[Layout annotation data]
····················

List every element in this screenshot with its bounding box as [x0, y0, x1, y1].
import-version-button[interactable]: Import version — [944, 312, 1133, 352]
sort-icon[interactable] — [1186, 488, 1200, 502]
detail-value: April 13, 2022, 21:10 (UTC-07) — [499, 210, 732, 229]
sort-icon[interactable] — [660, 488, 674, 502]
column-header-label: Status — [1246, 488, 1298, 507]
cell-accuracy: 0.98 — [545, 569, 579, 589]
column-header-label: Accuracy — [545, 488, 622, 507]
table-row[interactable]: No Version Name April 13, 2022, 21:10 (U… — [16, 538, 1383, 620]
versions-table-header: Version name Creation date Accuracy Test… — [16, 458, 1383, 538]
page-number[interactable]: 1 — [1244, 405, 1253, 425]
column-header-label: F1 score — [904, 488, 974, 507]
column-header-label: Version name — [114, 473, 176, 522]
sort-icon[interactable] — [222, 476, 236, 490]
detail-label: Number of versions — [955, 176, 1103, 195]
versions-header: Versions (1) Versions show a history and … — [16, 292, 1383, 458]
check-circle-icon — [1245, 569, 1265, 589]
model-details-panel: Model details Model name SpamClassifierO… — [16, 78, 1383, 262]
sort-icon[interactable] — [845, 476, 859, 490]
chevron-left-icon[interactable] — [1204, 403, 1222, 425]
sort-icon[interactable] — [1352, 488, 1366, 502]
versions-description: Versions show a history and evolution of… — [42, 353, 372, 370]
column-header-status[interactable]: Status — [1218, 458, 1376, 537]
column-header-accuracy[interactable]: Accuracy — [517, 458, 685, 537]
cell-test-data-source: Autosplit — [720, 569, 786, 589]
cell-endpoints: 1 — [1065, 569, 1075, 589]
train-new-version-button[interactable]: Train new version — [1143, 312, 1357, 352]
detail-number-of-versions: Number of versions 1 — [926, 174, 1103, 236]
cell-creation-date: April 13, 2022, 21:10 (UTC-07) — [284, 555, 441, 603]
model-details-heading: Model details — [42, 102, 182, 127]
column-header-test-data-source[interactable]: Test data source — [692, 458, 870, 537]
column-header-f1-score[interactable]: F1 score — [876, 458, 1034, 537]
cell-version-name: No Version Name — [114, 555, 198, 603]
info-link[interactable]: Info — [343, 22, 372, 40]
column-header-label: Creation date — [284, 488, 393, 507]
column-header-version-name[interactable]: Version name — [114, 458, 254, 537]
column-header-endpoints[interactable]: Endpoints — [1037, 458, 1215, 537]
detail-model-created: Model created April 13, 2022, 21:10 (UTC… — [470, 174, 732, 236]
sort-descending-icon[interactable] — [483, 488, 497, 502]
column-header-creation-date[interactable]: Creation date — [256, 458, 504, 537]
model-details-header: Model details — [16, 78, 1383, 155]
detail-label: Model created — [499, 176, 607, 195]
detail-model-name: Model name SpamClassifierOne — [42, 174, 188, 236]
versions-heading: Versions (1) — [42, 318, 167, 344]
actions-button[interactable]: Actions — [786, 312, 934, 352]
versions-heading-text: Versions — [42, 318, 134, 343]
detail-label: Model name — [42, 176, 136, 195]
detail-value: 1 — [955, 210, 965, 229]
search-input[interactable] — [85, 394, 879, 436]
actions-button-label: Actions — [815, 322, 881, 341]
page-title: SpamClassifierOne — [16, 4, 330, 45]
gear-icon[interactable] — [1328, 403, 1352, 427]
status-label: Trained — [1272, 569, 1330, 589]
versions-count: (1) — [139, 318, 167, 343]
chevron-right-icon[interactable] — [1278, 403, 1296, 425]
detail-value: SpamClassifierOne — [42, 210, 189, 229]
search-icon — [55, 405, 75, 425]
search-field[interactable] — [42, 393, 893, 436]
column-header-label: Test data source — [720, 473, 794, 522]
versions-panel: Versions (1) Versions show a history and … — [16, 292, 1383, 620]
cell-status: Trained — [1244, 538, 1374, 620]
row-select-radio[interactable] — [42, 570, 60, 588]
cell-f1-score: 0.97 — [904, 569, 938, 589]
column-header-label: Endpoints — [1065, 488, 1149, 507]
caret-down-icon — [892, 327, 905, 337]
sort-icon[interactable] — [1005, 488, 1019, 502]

····················

GOAL
Copy all of the material above exactly, line for line, without changing anything.

FINISHED EXERCISE
List every element in this screenshot with its bounding box as [x0, y0, x1, y1].
import-version-button[interactable]: Import version — [944, 312, 1133, 352]
sort-icon[interactable] — [1186, 488, 1200, 502]
detail-value: April 13, 2022, 21:10 (UTC-07) — [499, 210, 732, 229]
sort-icon[interactable] — [660, 488, 674, 502]
column-header-label: Status — [1246, 488, 1298, 507]
cell-accuracy: 0.98 — [545, 569, 579, 589]
column-header-label: Accuracy — [545, 488, 622, 507]
table-row[interactable]: No Version Name April 13, 2022, 21:10 (U… — [16, 538, 1383, 620]
versions-table-header: Version name Creation date Accuracy Test… — [16, 458, 1383, 538]
page-number[interactable]: 1 — [1244, 405, 1253, 425]
column-header-label: F1 score — [904, 488, 974, 507]
column-header-label: Version name — [114, 473, 176, 522]
sort-icon[interactable] — [222, 476, 236, 490]
detail-label: Number of versions — [955, 176, 1103, 195]
versions-header: Versions (1) Versions show a history and … — [16, 292, 1383, 458]
check-circle-icon — [1245, 569, 1265, 589]
model-details-panel: Model details Model name SpamClassifierO… — [16, 78, 1383, 262]
sort-icon[interactable] — [845, 476, 859, 490]
chevron-left-icon[interactable] — [1204, 403, 1222, 425]
sort-icon[interactable] — [1352, 488, 1366, 502]
versions-description: Versions show a history and evolution of… — [42, 353, 372, 370]
column-header-status[interactable]: Status — [1218, 458, 1376, 537]
column-header-accuracy[interactable]: Accuracy — [517, 458, 685, 537]
cell-test-data-source: Autosplit — [720, 569, 786, 589]
cell-endpoints: 1 — [1065, 569, 1075, 589]
train-new-version-button[interactable]: Train new version — [1143, 312, 1357, 352]
detail-number-of-versions: Number of versions 1 — [926, 174, 1103, 236]
cell-creation-date: April 13, 2022, 21:10 (UTC-07) — [284, 555, 441, 603]
model-details-heading: Model details — [42, 102, 182, 127]
column-header-test-data-source[interactable]: Test data source — [692, 458, 870, 537]
column-header-f1-score[interactable]: F1 score — [876, 458, 1034, 537]
cell-version-name: No Version Name — [114, 555, 198, 603]
info-link[interactable]: Info — [343, 22, 372, 40]
column-header-label: Creation date — [284, 488, 393, 507]
column-header-version-name[interactable]: Version name — [114, 458, 254, 537]
column-header-endpoints[interactable]: Endpoints — [1037, 458, 1215, 537]
detail-model-created: Model created April 13, 2022, 21:10 (UTC… — [470, 174, 732, 236]
sort-descending-icon[interactable] — [483, 488, 497, 502]
column-header-creation-date[interactable]: Creation date — [256, 458, 504, 537]
model-details-header: Model details — [16, 78, 1383, 155]
detail-label: Model created — [499, 176, 607, 195]
detail-model-name: Model name SpamClassifierOne — [42, 174, 188, 236]
versions-heading: Versions (1) — [42, 318, 167, 344]
actions-button[interactable]: Actions — [786, 312, 934, 352]
versions-heading-text: Versions — [42, 318, 134, 343]
detail-label: Model name — [42, 176, 136, 195]
detail-value: 1 — [955, 210, 965, 229]
search-input[interactable] — [85, 394, 879, 436]
actions-button-label: Actions — [815, 322, 881, 341]
page-title: SpamClassifierOne — [16, 4, 330, 45]
gear-icon[interactable] — [1328, 403, 1352, 427]
status-label: Trained — [1272, 569, 1330, 589]
versions-count: (1) — [139, 318, 167, 343]
chevron-right-icon[interactable] — [1278, 403, 1296, 425]
detail-value: SpamClassifierOne — [42, 210, 189, 229]
search-icon — [55, 405, 75, 425]
search-field[interactable] — [42, 393, 893, 436]
column-header-label: Test data source — [720, 473, 794, 522]
versions-panel: Versions (1) Versions show a history and … — [16, 292, 1383, 620]
cell-status: Trained — [1244, 538, 1374, 620]
row-select-radio[interactable] — [42, 570, 60, 588]
cell-f1-score: 0.97 — [904, 569, 938, 589]
column-header-label: Endpoints — [1065, 488, 1149, 507]
caret-down-icon — [892, 327, 905, 337]
sort-icon[interactable] — [1005, 488, 1019, 502]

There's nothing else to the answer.